## JOB:
All of the records listed below should be retyped exactly.

## DATASET ENTRIES:
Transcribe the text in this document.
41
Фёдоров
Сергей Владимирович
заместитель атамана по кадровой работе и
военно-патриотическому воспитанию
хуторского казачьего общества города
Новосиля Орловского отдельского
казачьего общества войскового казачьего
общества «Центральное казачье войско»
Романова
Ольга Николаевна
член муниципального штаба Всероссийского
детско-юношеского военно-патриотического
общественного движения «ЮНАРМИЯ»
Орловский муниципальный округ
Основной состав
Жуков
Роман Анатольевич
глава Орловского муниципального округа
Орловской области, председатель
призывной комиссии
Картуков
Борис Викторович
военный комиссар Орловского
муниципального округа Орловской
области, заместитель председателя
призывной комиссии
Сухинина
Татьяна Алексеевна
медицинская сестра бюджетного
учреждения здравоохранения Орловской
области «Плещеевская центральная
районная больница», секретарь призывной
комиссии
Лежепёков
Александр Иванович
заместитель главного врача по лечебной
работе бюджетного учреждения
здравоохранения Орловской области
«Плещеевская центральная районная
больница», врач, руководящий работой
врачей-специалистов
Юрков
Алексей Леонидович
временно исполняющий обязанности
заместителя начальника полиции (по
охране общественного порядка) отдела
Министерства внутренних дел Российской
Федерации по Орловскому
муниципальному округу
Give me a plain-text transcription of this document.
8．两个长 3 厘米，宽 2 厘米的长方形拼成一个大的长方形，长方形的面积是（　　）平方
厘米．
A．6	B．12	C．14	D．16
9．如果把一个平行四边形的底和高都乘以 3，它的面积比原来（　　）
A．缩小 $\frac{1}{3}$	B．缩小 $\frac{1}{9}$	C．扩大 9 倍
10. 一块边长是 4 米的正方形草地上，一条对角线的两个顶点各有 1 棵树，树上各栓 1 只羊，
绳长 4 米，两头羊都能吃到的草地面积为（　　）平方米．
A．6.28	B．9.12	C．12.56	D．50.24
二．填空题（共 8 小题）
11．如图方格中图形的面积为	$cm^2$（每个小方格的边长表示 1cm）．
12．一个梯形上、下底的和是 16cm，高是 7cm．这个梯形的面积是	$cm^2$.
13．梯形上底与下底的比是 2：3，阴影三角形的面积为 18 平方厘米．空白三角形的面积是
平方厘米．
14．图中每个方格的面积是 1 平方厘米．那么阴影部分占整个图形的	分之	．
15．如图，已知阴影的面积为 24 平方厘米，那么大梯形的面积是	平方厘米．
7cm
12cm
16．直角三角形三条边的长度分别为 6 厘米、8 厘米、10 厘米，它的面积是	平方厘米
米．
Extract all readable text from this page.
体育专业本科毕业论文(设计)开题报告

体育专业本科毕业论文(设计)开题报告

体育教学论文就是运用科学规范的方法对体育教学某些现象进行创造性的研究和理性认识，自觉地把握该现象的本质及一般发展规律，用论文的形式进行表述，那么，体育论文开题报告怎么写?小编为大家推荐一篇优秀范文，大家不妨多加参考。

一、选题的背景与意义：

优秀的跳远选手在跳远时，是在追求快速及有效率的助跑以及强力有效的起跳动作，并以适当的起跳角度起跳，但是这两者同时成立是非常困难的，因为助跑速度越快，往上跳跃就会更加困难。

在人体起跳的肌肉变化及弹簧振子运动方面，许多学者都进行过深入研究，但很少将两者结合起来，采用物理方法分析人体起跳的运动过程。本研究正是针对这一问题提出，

## RESULT OF THE TASK:
Transcribe the text in this document.
41
Фёдоров
Сергей Владимирович
заместитель атамана по кадровой работе и
военно-патриотическому воспитанию
хуторского казачьего общества города
Новосиля Орловского отдельского
казачьего общества войскового казачьего
общества «Центральное казачье войско»
Романова
Ольга Николаевна
член муниципального штаба Всероссийского
детско-юношеского военно-патриотического
общественного движения «ЮНАРМИЯ»
Орловский муниципальный округ
Основной состав
Жуков
Роман Анатольевич
глава Орловского муниципального округа
Орловской области, председатель
призывной комиссии
Картуков
Борис Викторович
военный комиссар Орловского
муниципального округа Орловской
области, заместитель председателя
призывной комиссии
Сухинина
Татьяна Алексеевна
медицинская сестра бюджетного
учреждения здравоохранения Орловской
области «Плещеевская центральная
районная больница», секретарь призывной
комиссии
Лежепёков
Александр Иванович
заместитель главного врача по лечебной
работе бюджетного учреждения
здравоохранения Орловской области
«Плещеевская центральная районная
больница», врач, руководящий работой
врачей-специалистов
Юрков
Алексей Леонидович
временно исполняющий обязанности
заместителя начальника полиции (по
охране общественного порядка) отдела
Министерства внутренних дел Российской
Федерации по Орловскому
муниципальному округу
Give me a plain-text transcription of this document.
8．两个长 3 厘米，宽 2 厘米的长方形拼成一个大的长方形，长方形的面积是（　　）平方
厘米．
A．6	B．12	C．14	D．16
9．如果把一个平行四边形的底和高都乘以 3，它的面积比原来（　　）
A．缩小 $\frac{1}{3}$	B．缩小 $\frac{1}{9}$	C．扩大 9 倍
10. 一块边长是 4 米的正方形草地上，一条对角线的两个顶点各有 1 棵树，树上各栓 1 只羊，
绳长 4 米，两头羊都能吃到的草地面积为（　　）平方米．
A．6.28	B．9.12	C．12.56	D．50.24
二．填空题（共 8 小题）
11．如图方格中图形的面积为	$cm^2$（每个小方格的边长表示 1cm）．
12．一个梯形上、下底的和是 16cm，高是 7cm．这个梯形的面积是	$cm^2$.
13．梯形上底与下底的比是 2：3，阴影三角形的面积为 18 平方厘米．空白三角形的面积是
平方厘米．
14．图中每个方格的面积是 1 平方厘米．那么阴影部分占整个图形的	分之	．
15．如图，已知阴影的面积为 24 平方厘米，那么大梯形的面积是	平方厘米．
7cm
12cm
16．直角三角形三条边的长度分别为 6 厘米、8 厘米、10 厘米，它的面积是	平方厘米
米．
Extract all readable text from this page.
体育专业本科毕业论文(设计)开题报告

体育专业本科毕业论文(设计)开题报告

体育教学论文就是运用科学规范的方法对体育教学某些现象进行创造性的研究和理性认识，自觉地把握该现象的本质及一般发展规律，用论文的形式进行表述，那么，体育论文开题报告怎么写?小编为大家推荐一篇优秀范文，大家不妨多加参考。

一、选题的背景与意义：

优秀的跳远选手在跳远时，是在追求快速及有效率的助跑以及强力有效的起跳动作，并以适当的起跳角度起跳，但是这两者同时成立是非常困难的，因为助跑速度越快，往上跳跃就会更加困难。

在人体起跳的肌肉变化及弹簧振子运动方面，许多学者都进行过深入研究，但很少将两者结合起来，采用物理方法分析人体起跳的运动过程。本研究正是针对这一问题提出，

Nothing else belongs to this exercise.